> _WRITTEN PROBLEM_
Rewrite the data below, substituting "amsre-sst-grid-cell" for each occurrence of "amsre-sst-heatmap-cell". Leave every other line and character as it is.

Part of a data file
# # # # #

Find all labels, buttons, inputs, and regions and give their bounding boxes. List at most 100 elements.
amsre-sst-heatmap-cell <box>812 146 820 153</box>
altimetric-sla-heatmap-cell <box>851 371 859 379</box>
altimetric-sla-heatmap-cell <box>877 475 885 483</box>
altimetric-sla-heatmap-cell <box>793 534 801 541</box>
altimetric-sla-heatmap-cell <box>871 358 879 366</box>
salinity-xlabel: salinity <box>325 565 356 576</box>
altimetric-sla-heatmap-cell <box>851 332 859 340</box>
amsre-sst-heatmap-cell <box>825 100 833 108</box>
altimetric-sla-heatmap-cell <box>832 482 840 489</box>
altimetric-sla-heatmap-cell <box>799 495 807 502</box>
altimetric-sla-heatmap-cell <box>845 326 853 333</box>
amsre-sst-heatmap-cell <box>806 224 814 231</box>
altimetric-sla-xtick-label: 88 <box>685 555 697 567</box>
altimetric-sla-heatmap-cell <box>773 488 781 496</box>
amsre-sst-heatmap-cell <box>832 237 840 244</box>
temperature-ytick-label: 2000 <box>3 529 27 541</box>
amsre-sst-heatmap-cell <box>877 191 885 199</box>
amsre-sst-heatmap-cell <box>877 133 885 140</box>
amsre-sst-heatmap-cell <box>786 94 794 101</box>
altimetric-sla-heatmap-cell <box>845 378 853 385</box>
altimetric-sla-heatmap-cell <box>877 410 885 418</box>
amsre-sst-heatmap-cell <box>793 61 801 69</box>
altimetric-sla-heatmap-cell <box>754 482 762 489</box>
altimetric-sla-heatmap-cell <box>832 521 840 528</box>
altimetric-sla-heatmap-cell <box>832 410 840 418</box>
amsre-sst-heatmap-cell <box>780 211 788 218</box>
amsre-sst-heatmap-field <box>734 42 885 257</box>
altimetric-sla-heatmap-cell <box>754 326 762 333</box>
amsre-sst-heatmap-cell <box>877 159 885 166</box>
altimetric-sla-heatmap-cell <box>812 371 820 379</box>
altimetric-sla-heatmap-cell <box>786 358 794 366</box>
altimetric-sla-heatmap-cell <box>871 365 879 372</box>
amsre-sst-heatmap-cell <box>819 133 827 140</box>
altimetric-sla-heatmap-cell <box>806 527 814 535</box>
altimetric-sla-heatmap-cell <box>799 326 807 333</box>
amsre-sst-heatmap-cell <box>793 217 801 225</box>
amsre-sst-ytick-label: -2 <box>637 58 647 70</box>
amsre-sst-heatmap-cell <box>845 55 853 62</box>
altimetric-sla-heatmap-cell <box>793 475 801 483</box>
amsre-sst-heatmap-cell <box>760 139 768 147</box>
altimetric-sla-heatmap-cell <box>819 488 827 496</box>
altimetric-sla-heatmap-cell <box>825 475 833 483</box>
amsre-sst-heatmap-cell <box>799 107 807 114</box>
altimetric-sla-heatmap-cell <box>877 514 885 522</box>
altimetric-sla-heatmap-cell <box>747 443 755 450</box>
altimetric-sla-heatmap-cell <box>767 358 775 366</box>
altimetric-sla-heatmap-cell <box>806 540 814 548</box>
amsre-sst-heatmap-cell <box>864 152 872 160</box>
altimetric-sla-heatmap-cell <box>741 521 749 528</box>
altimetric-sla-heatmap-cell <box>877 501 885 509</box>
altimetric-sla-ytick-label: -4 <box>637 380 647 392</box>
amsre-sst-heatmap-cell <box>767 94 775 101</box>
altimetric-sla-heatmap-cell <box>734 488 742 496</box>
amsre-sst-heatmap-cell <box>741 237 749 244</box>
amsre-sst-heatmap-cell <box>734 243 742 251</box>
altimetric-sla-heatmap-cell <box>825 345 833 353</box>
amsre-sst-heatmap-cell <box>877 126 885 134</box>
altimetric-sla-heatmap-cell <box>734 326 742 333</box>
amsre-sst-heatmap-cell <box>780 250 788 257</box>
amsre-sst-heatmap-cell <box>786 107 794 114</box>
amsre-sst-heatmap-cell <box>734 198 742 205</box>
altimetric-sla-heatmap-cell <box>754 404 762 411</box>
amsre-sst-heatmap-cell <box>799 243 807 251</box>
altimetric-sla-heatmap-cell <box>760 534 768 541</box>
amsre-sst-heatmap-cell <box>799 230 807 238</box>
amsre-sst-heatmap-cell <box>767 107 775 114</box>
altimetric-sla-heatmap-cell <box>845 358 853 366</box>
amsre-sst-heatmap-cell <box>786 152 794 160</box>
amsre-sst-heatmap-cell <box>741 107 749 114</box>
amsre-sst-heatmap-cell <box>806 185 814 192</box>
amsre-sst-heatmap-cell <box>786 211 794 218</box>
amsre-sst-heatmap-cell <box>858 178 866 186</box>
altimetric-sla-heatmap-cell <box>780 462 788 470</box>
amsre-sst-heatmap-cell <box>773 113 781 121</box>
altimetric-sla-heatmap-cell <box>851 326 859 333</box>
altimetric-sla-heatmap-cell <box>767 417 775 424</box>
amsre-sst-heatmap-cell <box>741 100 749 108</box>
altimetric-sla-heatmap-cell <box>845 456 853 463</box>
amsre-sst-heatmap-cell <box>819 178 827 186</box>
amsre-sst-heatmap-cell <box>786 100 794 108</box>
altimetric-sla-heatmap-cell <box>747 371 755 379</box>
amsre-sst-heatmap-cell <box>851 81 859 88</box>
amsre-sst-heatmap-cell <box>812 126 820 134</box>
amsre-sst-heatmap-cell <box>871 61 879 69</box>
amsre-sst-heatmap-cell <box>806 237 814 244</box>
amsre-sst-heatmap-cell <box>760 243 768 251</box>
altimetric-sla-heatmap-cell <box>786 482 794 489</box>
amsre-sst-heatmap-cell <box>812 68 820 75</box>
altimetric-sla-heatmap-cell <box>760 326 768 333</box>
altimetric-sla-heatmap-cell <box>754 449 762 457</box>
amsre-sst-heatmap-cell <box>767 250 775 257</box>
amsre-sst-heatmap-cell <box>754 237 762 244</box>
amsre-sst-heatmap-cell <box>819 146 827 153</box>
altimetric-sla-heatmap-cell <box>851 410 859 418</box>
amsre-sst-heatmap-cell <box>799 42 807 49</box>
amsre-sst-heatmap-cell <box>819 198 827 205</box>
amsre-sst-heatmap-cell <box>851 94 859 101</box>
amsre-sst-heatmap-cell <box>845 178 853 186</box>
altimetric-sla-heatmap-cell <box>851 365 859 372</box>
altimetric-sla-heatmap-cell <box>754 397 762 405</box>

# # # # #

> _REPLY_
Find all labels, buttons, inputs, and regions and give their bounding boxes. List at most 100 elements.
amsre-sst-grid-cell <box>812 146 820 153</box>
altimetric-sla-heatmap-cell <box>851 371 859 379</box>
altimetric-sla-heatmap-cell <box>877 475 885 483</box>
altimetric-sla-heatmap-cell <box>793 534 801 541</box>
altimetric-sla-heatmap-cell <box>871 358 879 366</box>
salinity-xlabel: salinity <box>325 565 356 576</box>
altimetric-sla-heatmap-cell <box>851 332 859 340</box>
amsre-sst-grid-cell <box>825 100 833 108</box>
altimetric-sla-heatmap-cell <box>832 482 840 489</box>
altimetric-sla-heatmap-cell <box>799 495 807 502</box>
altimetric-sla-heatmap-cell <box>845 326 853 333</box>
amsre-sst-grid-cell <box>806 224 814 231</box>
altimetric-sla-xtick-label: 88 <box>685 555 697 567</box>
altimetric-sla-heatmap-cell <box>773 488 781 496</box>
amsre-sst-grid-cell <box>832 237 840 244</box>
temperature-ytick-label: 2000 <box>3 529 27 541</box>
amsre-sst-grid-cell <box>877 191 885 199</box>
amsre-sst-grid-cell <box>877 133 885 140</box>
amsre-sst-grid-cell <box>786 94 794 101</box>
altimetric-sla-heatmap-cell <box>845 378 853 385</box>
altimetric-sla-heatmap-cell <box>877 410 885 418</box>
amsre-sst-grid-cell <box>793 61 801 69</box>
altimetric-sla-heatmap-cell <box>754 482 762 489</box>
altimetric-sla-heatmap-cell <box>832 521 840 528</box>
altimetric-sla-heatmap-cell <box>832 410 840 418</box>
amsre-sst-grid-cell <box>780 211 788 218</box>
amsre-sst-heatmap-field <box>734 42 885 257</box>
altimetric-sla-heatmap-cell <box>754 326 762 333</box>
amsre-sst-grid-cell <box>877 159 885 166</box>
altimetric-sla-heatmap-cell <box>812 371 820 379</box>
altimetric-sla-heatmap-cell <box>786 358 794 366</box>
altimetric-sla-heatmap-cell <box>871 365 879 372</box>
amsre-sst-grid-cell <box>819 133 827 140</box>
altimetric-sla-heatmap-cell <box>806 527 814 535</box>
altimetric-sla-heatmap-cell <box>799 326 807 333</box>
amsre-sst-grid-cell <box>793 217 801 225</box>
amsre-sst-ytick-label: -2 <box>637 58 647 70</box>
amsre-sst-grid-cell <box>845 55 853 62</box>
altimetric-sla-heatmap-cell <box>793 475 801 483</box>
amsre-sst-grid-cell <box>760 139 768 147</box>
altimetric-sla-heatmap-cell <box>819 488 827 496</box>
altimetric-sla-heatmap-cell <box>825 475 833 483</box>
amsre-sst-grid-cell <box>799 107 807 114</box>
altimetric-sla-heatmap-cell <box>877 514 885 522</box>
altimetric-sla-heatmap-cell <box>747 443 755 450</box>
altimetric-sla-heatmap-cell <box>767 358 775 366</box>
altimetric-sla-heatmap-cell <box>806 540 814 548</box>
amsre-sst-grid-cell <box>864 152 872 160</box>
altimetric-sla-heatmap-cell <box>741 521 749 528</box>
altimetric-sla-heatmap-cell <box>877 501 885 509</box>
altimetric-sla-ytick-label: -4 <box>637 380 647 392</box>
amsre-sst-grid-cell <box>767 94 775 101</box>
altimetric-sla-heatmap-cell <box>734 488 742 496</box>
amsre-sst-grid-cell <box>741 237 749 244</box>
amsre-sst-grid-cell <box>734 243 742 251</box>
altimetric-sla-heatmap-cell <box>825 345 833 353</box>
amsre-sst-grid-cell <box>877 126 885 134</box>
altimetric-sla-heatmap-cell <box>734 326 742 333</box>
amsre-sst-grid-cell <box>780 250 788 257</box>
amsre-sst-grid-cell <box>786 107 794 114</box>
amsre-sst-grid-cell <box>734 198 742 205</box>
altimetric-sla-heatmap-cell <box>754 404 762 411</box>
amsre-sst-grid-cell <box>799 243 807 251</box>
altimetric-sla-heatmap-cell <box>760 534 768 541</box>
amsre-sst-grid-cell <box>799 230 807 238</box>
amsre-sst-grid-cell <box>767 107 775 114</box>
altimetric-sla-heatmap-cell <box>845 358 853 366</box>
amsre-sst-grid-cell <box>786 152 794 160</box>
amsre-sst-grid-cell <box>741 107 749 114</box>
amsre-sst-grid-cell <box>806 185 814 192</box>
amsre-sst-grid-cell <box>786 211 794 218</box>
amsre-sst-grid-cell <box>858 178 866 186</box>
altimetric-sla-heatmap-cell <box>780 462 788 470</box>
amsre-sst-grid-cell <box>773 113 781 121</box>
altimetric-sla-heatmap-cell <box>851 326 859 333</box>
altimetric-sla-heatmap-cell <box>767 417 775 424</box>
amsre-sst-grid-cell <box>741 100 749 108</box>
altimetric-sla-heatmap-cell <box>845 456 853 463</box>
amsre-sst-grid-cell <box>819 178 827 186</box>
amsre-sst-grid-cell <box>786 100 794 108</box>
altimetric-sla-heatmap-cell <box>747 371 755 379</box>
amsre-sst-grid-cell <box>851 81 859 88</box>
amsre-sst-grid-cell <box>812 126 820 134</box>
amsre-sst-grid-cell <box>871 61 879 69</box>
amsre-sst-grid-cell <box>806 237 814 244</box>
amsre-sst-grid-cell <box>760 243 768 251</box>
altimetric-sla-heatmap-cell <box>786 482 794 489</box>
amsre-sst-grid-cell <box>812 68 820 75</box>
altimetric-sla-heatmap-cell <box>760 326 768 333</box>
altimetric-sla-heatmap-cell <box>754 449 762 457</box>
amsre-sst-grid-cell <box>767 250 775 257</box>
amsre-sst-grid-cell <box>754 237 762 244</box>
amsre-sst-grid-cell <box>819 146 827 153</box>
altimetric-sla-heatmap-cell <box>851 410 859 418</box>
amsre-sst-grid-cell <box>799 42 807 49</box>
amsre-sst-grid-cell <box>819 198 827 205</box>
amsre-sst-grid-cell <box>851 94 859 101</box>
amsre-sst-grid-cell <box>845 178 853 186</box>
altimetric-sla-heatmap-cell <box>851 365 859 372</box>
altimetric-sla-heatmap-cell <box>754 397 762 405</box>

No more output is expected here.